■ RECORDS PROVIDED ■
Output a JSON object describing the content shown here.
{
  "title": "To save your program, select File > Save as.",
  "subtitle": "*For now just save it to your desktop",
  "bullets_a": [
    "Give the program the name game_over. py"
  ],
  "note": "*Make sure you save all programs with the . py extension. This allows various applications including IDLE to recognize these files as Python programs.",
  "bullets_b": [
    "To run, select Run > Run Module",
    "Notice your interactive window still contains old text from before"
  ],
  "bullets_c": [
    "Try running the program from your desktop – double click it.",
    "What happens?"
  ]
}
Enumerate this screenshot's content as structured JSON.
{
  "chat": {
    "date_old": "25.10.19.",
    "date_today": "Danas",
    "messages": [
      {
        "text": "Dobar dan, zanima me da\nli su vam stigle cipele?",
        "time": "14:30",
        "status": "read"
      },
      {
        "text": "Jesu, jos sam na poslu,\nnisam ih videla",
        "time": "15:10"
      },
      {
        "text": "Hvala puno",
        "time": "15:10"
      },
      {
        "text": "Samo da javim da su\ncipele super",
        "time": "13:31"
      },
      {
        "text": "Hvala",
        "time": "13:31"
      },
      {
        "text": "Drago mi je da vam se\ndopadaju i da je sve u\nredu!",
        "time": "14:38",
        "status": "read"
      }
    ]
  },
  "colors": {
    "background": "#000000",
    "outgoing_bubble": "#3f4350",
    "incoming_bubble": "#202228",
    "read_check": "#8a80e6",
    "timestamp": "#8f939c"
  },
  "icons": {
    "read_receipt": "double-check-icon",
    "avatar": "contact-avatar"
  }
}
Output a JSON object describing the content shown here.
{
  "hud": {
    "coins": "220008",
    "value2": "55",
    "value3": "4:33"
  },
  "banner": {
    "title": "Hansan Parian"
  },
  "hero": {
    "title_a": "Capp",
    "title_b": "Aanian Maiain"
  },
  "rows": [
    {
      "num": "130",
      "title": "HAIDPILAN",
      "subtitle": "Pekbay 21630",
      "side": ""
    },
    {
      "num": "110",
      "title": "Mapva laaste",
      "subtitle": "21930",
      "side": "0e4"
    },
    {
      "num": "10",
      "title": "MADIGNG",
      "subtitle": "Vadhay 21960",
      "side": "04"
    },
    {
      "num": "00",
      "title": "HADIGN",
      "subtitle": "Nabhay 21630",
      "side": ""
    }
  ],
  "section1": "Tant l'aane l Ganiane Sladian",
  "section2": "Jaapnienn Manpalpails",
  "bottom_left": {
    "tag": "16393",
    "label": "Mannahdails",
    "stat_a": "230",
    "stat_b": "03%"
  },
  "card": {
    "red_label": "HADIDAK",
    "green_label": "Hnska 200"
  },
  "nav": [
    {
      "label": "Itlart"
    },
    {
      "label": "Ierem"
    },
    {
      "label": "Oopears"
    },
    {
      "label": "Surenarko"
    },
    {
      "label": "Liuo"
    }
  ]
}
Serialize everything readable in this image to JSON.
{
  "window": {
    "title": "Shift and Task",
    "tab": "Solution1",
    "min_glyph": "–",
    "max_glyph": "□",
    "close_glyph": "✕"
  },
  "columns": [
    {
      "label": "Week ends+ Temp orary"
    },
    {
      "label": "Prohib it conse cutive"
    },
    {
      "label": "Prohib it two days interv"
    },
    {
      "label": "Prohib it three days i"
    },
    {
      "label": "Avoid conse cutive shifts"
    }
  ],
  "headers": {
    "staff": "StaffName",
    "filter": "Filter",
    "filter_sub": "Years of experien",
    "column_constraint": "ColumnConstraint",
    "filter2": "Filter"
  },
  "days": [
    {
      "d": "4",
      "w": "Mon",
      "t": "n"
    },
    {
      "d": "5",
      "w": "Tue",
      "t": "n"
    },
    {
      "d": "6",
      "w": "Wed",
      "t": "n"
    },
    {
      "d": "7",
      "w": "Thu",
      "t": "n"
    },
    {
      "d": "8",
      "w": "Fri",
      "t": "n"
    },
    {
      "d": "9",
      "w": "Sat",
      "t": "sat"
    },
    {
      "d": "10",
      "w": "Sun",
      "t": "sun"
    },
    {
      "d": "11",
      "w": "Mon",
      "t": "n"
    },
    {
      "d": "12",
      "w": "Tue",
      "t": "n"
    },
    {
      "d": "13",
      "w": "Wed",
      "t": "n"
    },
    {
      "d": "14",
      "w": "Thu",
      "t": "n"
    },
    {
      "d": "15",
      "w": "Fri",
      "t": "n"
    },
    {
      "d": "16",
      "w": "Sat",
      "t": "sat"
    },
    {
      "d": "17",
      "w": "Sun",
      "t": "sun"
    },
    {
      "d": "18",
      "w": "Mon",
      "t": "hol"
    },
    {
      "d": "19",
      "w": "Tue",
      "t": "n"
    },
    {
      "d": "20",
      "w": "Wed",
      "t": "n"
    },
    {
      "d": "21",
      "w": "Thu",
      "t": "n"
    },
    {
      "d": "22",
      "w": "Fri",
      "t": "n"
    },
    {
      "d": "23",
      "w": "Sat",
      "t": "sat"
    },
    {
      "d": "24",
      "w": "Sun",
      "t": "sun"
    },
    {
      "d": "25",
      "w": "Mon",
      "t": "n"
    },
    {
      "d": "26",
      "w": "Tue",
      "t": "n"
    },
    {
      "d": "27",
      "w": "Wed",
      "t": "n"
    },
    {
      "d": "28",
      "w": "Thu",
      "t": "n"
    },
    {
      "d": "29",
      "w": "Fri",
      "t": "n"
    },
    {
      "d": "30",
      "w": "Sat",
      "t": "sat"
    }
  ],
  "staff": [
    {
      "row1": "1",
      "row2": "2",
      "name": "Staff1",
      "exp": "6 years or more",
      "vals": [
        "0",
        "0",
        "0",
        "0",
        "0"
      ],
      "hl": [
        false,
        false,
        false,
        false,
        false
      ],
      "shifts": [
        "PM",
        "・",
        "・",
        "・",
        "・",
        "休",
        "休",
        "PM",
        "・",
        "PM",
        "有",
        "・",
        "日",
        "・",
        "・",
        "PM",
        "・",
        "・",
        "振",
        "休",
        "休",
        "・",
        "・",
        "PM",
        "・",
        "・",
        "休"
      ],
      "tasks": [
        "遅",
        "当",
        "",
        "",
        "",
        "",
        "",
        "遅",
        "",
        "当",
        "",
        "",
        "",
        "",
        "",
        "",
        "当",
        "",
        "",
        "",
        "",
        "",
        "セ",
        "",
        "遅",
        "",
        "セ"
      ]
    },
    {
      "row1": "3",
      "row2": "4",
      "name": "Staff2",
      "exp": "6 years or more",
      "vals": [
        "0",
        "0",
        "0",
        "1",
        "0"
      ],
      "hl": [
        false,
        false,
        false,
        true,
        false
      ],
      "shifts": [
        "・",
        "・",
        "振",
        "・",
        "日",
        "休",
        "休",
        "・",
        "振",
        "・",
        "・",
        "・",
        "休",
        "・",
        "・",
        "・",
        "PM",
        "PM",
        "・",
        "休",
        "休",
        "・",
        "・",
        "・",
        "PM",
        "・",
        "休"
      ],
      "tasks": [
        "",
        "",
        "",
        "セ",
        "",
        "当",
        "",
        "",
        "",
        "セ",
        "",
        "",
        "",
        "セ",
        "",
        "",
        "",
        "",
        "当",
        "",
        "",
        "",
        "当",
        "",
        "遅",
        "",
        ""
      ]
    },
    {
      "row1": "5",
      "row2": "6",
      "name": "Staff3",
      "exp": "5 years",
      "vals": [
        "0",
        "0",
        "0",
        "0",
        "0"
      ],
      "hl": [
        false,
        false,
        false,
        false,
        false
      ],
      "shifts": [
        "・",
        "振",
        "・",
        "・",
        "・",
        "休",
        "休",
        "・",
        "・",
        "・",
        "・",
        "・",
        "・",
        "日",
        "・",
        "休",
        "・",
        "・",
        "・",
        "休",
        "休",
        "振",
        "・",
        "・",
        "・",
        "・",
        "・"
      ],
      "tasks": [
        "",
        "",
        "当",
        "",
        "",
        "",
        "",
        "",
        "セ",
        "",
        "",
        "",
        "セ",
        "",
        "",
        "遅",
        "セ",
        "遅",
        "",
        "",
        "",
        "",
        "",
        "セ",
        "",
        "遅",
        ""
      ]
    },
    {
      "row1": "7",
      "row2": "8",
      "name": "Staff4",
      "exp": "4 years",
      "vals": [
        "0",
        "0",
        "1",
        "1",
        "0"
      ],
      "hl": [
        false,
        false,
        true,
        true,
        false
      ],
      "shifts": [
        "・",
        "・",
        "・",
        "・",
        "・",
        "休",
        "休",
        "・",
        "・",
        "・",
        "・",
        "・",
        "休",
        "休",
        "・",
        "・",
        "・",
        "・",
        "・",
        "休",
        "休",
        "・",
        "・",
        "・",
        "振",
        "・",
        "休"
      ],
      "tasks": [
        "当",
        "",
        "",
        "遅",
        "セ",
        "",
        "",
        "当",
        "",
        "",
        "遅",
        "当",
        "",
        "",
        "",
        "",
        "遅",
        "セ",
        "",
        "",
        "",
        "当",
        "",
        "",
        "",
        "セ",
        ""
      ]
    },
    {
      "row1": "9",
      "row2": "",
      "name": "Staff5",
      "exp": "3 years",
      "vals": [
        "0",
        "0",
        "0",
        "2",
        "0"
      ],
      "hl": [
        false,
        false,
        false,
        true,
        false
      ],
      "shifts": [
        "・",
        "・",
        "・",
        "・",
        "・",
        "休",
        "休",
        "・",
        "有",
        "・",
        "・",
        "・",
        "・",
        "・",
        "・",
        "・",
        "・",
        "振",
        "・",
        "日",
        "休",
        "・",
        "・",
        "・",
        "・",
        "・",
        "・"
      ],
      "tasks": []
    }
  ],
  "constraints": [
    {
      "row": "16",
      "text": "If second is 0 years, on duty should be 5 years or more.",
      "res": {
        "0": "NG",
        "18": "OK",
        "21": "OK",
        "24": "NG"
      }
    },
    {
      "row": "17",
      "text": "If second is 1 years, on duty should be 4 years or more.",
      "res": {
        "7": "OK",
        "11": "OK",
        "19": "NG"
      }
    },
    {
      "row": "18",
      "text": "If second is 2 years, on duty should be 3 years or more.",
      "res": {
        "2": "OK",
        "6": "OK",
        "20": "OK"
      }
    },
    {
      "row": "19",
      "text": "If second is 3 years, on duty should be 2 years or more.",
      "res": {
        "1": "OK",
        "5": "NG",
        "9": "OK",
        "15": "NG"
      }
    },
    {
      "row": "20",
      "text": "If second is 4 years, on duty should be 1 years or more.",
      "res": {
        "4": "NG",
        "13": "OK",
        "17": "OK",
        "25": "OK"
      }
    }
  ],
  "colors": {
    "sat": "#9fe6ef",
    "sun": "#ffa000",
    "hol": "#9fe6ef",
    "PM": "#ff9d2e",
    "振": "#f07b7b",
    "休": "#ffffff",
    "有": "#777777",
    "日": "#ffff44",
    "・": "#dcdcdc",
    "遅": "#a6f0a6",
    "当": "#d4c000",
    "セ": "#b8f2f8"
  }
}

■ INSTRUCTION ■
Pick out all lines from the data above in which the word "JSON" appears.

■ ANSWER ■
Output a JSON object describing the content shown here.
Enumerate this screenshot's content as structured JSON.
Output a JSON object describing the content shown here.
Serialize everything readable in this image to JSON.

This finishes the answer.